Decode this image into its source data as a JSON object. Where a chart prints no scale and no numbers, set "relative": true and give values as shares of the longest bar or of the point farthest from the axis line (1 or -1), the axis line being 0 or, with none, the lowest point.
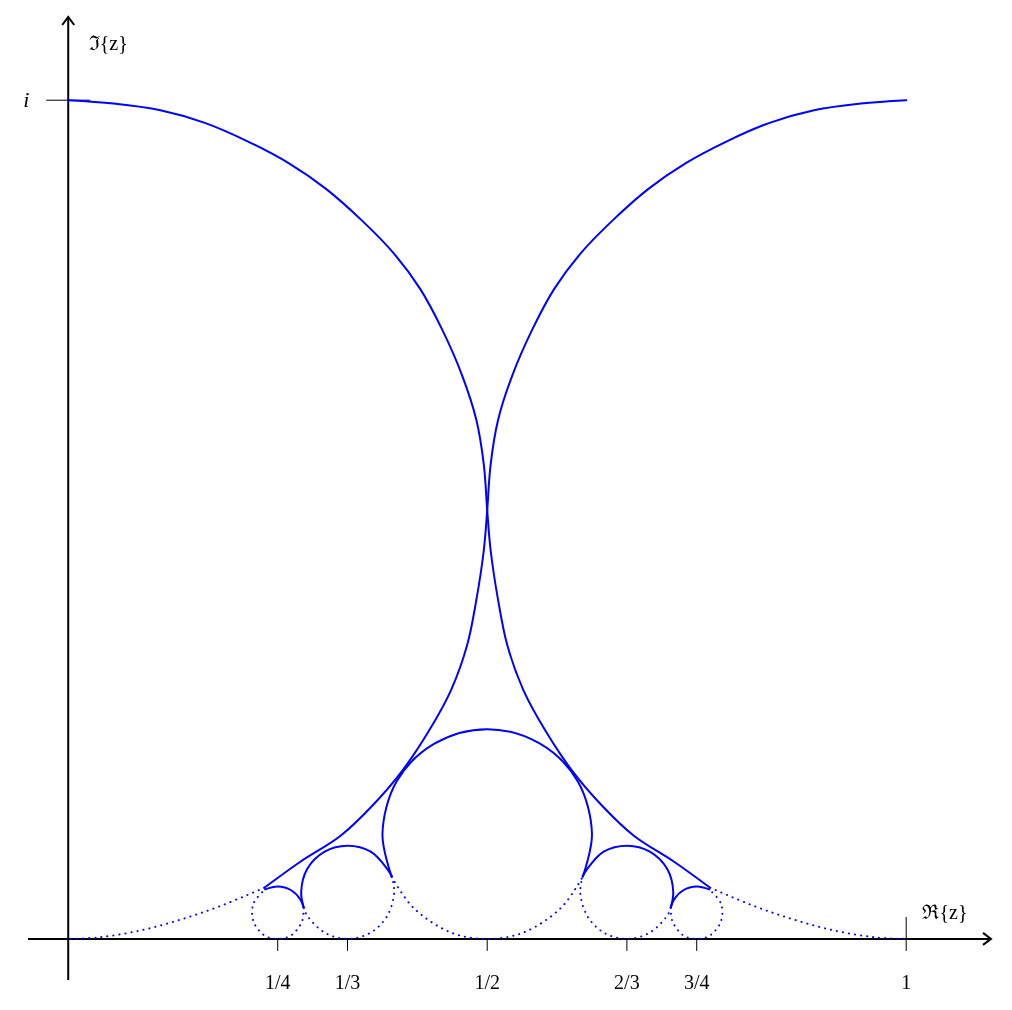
{
  "chart_data": {
    "type": "line",
    "xlabel": "ℜ{z}",
    "ylabel": "ℑ{z}",
    "xlim": [
      -0.048,
      1.1
    ],
    "relative": true,
    "xticks": [
      {
        "value": 0.25,
        "label": "1/4"
      },
      {
        "value": 0.3333,
        "label": "1/3"
      },
      {
        "value": 0.5,
        "label": "1/2"
      },
      {
        "value": 0.6667,
        "label": "2/3"
      },
      {
        "value": 0.75,
        "label": "3/4"
      },
      1
    ],
    "annotations": [
      {
        "text": "i",
        "x": 0,
        "y": 1
      }
    ],
    "grid": false,
    "marker": "none",
    "series": [
      {
        "color": "#0000ff",
        "line_style": "solid",
        "x": [
          0,
          0.054,
          0.11,
          0.163,
          0.214,
          0.263,
          0.308,
          0.35,
          0.388,
          0.42,
          0.446,
          0.47,
          0.487,
          0.496,
          0.5,
          0.504,
          0.513,
          0.524,
          0.543,
          0.569,
          0.601,
          0.636,
          0.675,
          0.723,
          0.766
        ],
        "values": [
          1,
          0.996,
          0.988,
          0.973,
          0.951,
          0.925,
          0.894,
          0.857,
          0.818,
          0.775,
          0.727,
          0.672,
          0.619,
          0.565,
          0.511,
          0.464,
          0.404,
          0.35,
          0.297,
          0.249,
          0.201,
          0.16,
          0.123,
          0.092,
          0.061
        ]
      },
      {
        "color": "#0000ff",
        "line_style": "solid",
        "x": [
          1,
          0.946,
          0.89,
          0.837,
          0.786,
          0.737,
          0.692,
          0.65,
          0.612,
          0.58,
          0.554,
          0.53,
          0.513,
          0.504,
          0.5,
          0.496,
          0.487,
          0.476,
          0.457,
          0.431,
          0.399,
          0.364,
          0.325,
          0.277,
          0.234
        ],
        "values": [
          1,
          0.996,
          0.988,
          0.973,
          0.951,
          0.925,
          0.894,
          0.857,
          0.818,
          0.775,
          0.727,
          0.672,
          0.619,
          0.565,
          0.511,
          0.464,
          0.404,
          0.35,
          0.297,
          0.249,
          0.201,
          0.16,
          0.123,
          0.092,
          0.061
        ]
      },
      {
        "color": "#0000ff",
        "line_style": "dotted",
        "x": [
          0.234,
          0.181,
          0.134,
          0.086,
          0.038,
          0
        ],
        "values": [
          0.061,
          0.039,
          0.023,
          0.01,
          0.002,
          0
        ]
      },
      {
        "color": "#0000ff",
        "line_style": "dotted",
        "x": [
          0.766,
          0.819,
          0.866,
          0.914,
          0.962,
          1
        ],
        "values": [
          0.061,
          0.039,
          0.023,
          0.01,
          0.002,
          0
        ]
      },
      {
        "color": "#0000ff",
        "line_style": "solid",
        "x": [
          0.386,
          0.375,
          0.392,
          0.4375,
          0.5,
          0.5625,
          0.608,
          0.625,
          0.614
        ],
        "values": [
          0.074,
          0.125,
          0.188,
          0.233,
          0.25,
          0.233,
          0.188,
          0.125,
          0.074
        ]
      },
      {
        "color": "#0000ff",
        "line_style": "dotted",
        "x": [
          0.386,
          0.412,
          0.457,
          0.5,
          0.543,
          0.588,
          0.614
        ],
        "values": [
          0.074,
          0.037,
          0.0075,
          0,
          0.0075,
          0.037,
          0.074
        ]
      },
      {
        "color": "#0000ff",
        "line_style": "solid",
        "x": [
          0.281,
          0.278,
          0.285,
          0.306,
          0.333,
          0.361,
          0.381,
          0.386
        ],
        "values": [
          0.0375,
          0.056,
          0.083,
          0.104,
          0.111,
          0.104,
          0.083,
          0.075
        ]
      },
      {
        "color": "#0000ff",
        "line_style": "dotted",
        "x": [
          0.386,
          0.389,
          0.381,
          0.361,
          0.333,
          0.306,
          0.285,
          0.281
        ],
        "values": [
          0.075,
          0.056,
          0.028,
          0.0075,
          0,
          0.0075,
          0.028,
          0.0375
        ]
      },
      {
        "color": "#0000ff",
        "line_style": "solid",
        "x": [
          0.719,
          0.722,
          0.715,
          0.694,
          0.667,
          0.639,
          0.619,
          0.614
        ],
        "values": [
          0.0375,
          0.056,
          0.083,
          0.104,
          0.111,
          0.104,
          0.083,
          0.075
        ]
      },
      {
        "color": "#0000ff",
        "line_style": "dotted",
        "x": [
          0.614,
          0.611,
          0.619,
          0.639,
          0.667,
          0.694,
          0.715,
          0.719
        ],
        "values": [
          0.075,
          0.056,
          0.028,
          0.0075,
          0,
          0.0075,
          0.028,
          0.0375
        ]
      },
      {
        "color": "#0000ff",
        "line_style": "solid",
        "x": [
          0.235,
          0.25,
          0.266,
          0.277,
          0.281
        ],
        "values": [
          0.059,
          0.0625,
          0.058,
          0.047,
          0.0372
        ]
      },
      {
        "color": "#0000ff",
        "line_style": "dotted",
        "x": [
          0.281,
          0.279,
          0.266,
          0.25,
          0.234,
          0.221,
          0.221,
          0.235
        ],
        "values": [
          0.0372,
          0.021,
          0.0042,
          0,
          0.0042,
          0.021,
          0.042,
          0.059
        ]
      },
      {
        "color": "#0000ff",
        "line_style": "solid",
        "x": [
          0.765,
          0.75,
          0.734,
          0.723,
          0.719
        ],
        "values": [
          0.059,
          0.0625,
          0.058,
          0.047,
          0.0372
        ]
      },
      {
        "color": "#0000ff",
        "line_style": "dotted",
        "x": [
          0.719,
          0.721,
          0.734,
          0.75,
          0.766,
          0.779,
          0.779,
          0.765
        ],
        "values": [
          0.0372,
          0.021,
          0.0042,
          0,
          0.0042,
          0.021,
          0.042,
          0.059
        ]
      }
    ]
  }
}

*WHAT YOU HAVE TO DO*
Exactly reproduce the entries above, minus the pictures.

*RESULT OF THE EXERCISE*
Decode this image into its source data as a JSON object. Where a chart prints no scale and no numbers, set "relative": true and give values as shares of the longest bar or of the point farthest from the axis line (1 or -1), the axis line being 0 or, with none, the lowest point.
{
  "chart_data": {
    "type": "line",
    "xlabel": "ℜ{z}",
    "ylabel": "ℑ{z}",
    "xlim": [
      -0.048,
      1.1
    ],
    "relative": true,
    "xticks": [
      {
        "value": 0.25,
        "label": "1/4"
      },
      {
        "value": 0.3333,
        "label": "1/3"
      },
      {
        "value": 0.5,
        "label": "1/2"
      },
      {
        "value": 0.6667,
        "label": "2/3"
      },
      {
        "value": 0.75,
        "label": "3/4"
      },
      1
    ],
    "annotations": [
      {
        "text": "i",
        "x": 0,
        "y": 1
      }
    ],
    "grid": false,
    "marker": "none",
    "series": [
      {
        "color": "#0000ff",
        "line_style": "solid",
        "x": [
          0,
          0.054,
          0.11,
          0.163,
          0.214,
          0.263,
          0.308,
          0.35,
          0.388,
          0.42,
          0.446,
          0.47,
          0.487,
          0.496,
          0.5,
          0.504,
          0.513,
          0.524,
          0.543,
          0.569,
          0.601,
          0.636,
          0.675,
          0.723,
          0.766
        ],
        "values": [
          1,
          0.996,
          0.988,
          0.973,
          0.951,
          0.925,
          0.894,
          0.857,
          0.818,
          0.775,
          0.727,
          0.672,
          0.619,
          0.565,
          0.511,
          0.464,
          0.404,
          0.35,
          0.297,
          0.249,
          0.201,
          0.16,
          0.123,
          0.092,
          0.061
        ]
      },
      {
        "color": "#0000ff",
        "line_style": "solid",
        "x": [
          1,
          0.946,
          0.89,
          0.837,
          0.786,
          0.737,
          0.692,
          0.65,
          0.612,
          0.58,
          0.554,
          0.53,
          0.513,
          0.504,
          0.5,
          0.496,
          0.487,
          0.476,
          0.457,
          0.431,
          0.399,
          0.364,
          0.325,
          0.277,
          0.234
        ],
        "values": [
          1,
          0.996,
          0.988,
          0.973,
          0.951,
          0.925,
          0.894,
          0.857,
          0.818,
          0.775,
          0.727,
          0.672,
          0.619,
          0.565,
          0.511,
          0.464,
          0.404,
          0.35,
          0.297,
          0.249,
          0.201,
          0.16,
          0.123,
          0.092,
          0.061
        ]
      },
      {
        "color": "#0000ff",
        "line_style": "dotted",
        "x": [
          0.234,
          0.181,
          0.134,
          0.086,
          0.038,
          0
        ],
        "values": [
          0.061,
          0.039,
          0.023,
          0.01,
          0.002,
          0
        ]
      },
      {
        "color": "#0000ff",
        "line_style": "dotted",
        "x": [
          0.766,
          0.819,
          0.866,
          0.914,
          0.962,
          1
        ],
        "values": [
          0.061,
          0.039,
          0.023,
          0.01,
          0.002,
          0
        ]
      },
      {
        "color": "#0000ff",
        "line_style": "solid",
        "x": [
          0.386,
          0.375,
          0.392,
          0.4375,
          0.5,
          0.5625,
          0.608,
          0.625,
          0.614
        ],
        "values": [
          0.074,
          0.125,
          0.188,
          0.233,
          0.25,
          0.233,
          0.188,
          0.125,
          0.074
        ]
      },
      {
        "color": "#0000ff",
        "line_style": "dotted",
        "x": [
          0.386,
          0.412,
          0.457,
          0.5,
          0.543,
          0.588,
          0.614
        ],
        "values": [
          0.074,
          0.037,
          0.0075,
          0,
          0.0075,
          0.037,
          0.074
        ]
      },
      {
        "color": "#0000ff",
        "line_style": "solid",
        "x": [
          0.281,
          0.278,
          0.285,
          0.306,
          0.333,
          0.361,
          0.381,
          0.386
        ],
        "values": [
          0.0375,
          0.056,
          0.083,
          0.104,
          0.111,
          0.104,
          0.083,
          0.075
        ]
      },
      {
        "color": "#0000ff",
        "line_style": "dotted",
        "x": [
          0.386,
          0.389,
          0.381,
          0.361,
          0.333,
          0.306,
          0.285,
          0.281
        ],
        "values": [
          0.075,
          0.056,
          0.028,
          0.0075,
          0,
          0.0075,
          0.028,
          0.0375
        ]
      },
      {
        "color": "#0000ff",
        "line_style": "solid",
        "x": [
          0.719,
          0.722,
          0.715,
          0.694,
          0.667,
          0.639,
          0.619,
          0.614
        ],
        "values": [
          0.0375,
          0.056,
          0.083,
          0.104,
          0.111,
          0.104,
          0.083,
          0.075
        ]
      },
      {
        "color": "#0000ff",
        "line_style": "dotted",
        "x": [
          0.614,
          0.611,
          0.619,
          0.639,
          0.667,
          0.694,
          0.715,
          0.719
        ],
        "values": [
          0.075,
          0.056,
          0.028,
          0.0075,
          0,
          0.0075,
          0.028,
          0.0375
        ]
      },
      {
        "color": "#0000ff",
        "line_style": "solid",
        "x": [
          0.235,
          0.25,
          0.266,
          0.277,
          0.281
        ],
        "values": [
          0.059,
          0.0625,
          0.058,
          0.047,
          0.0372
        ]
      },
      {
        "color": "#0000ff",
        "line_style": "dotted",
        "x": [
          0.281,
          0.279,
          0.266,
          0.25,
          0.234,
          0.221,
          0.221,
          0.235
        ],
        "values": [
          0.0372,
          0.021,
          0.0042,
          0,
          0.0042,
          0.021,
          0.042,
          0.059
        ]
      },
      {
        "color": "#0000ff",
        "line_style": "solid",
        "x": [
          0.765,
          0.75,
          0.734,
          0.723,
          0.719
        ],
        "values": [
          0.059,
          0.0625,
          0.058,
          0.047,
          0.0372
        ]
      },
      {
        "color": "#0000ff",
        "line_style": "dotted",
        "x": [
          0.719,
          0.721,
          0.734,
          0.75,
          0.766,
          0.779,
          0.779,
          0.765
        ],
        "values": [
          0.0372,
          0.021,
          0.0042,
          0,
          0.0042,
          0.021,
          0.042,
          0.059
        ]
      }
    ]
  }
}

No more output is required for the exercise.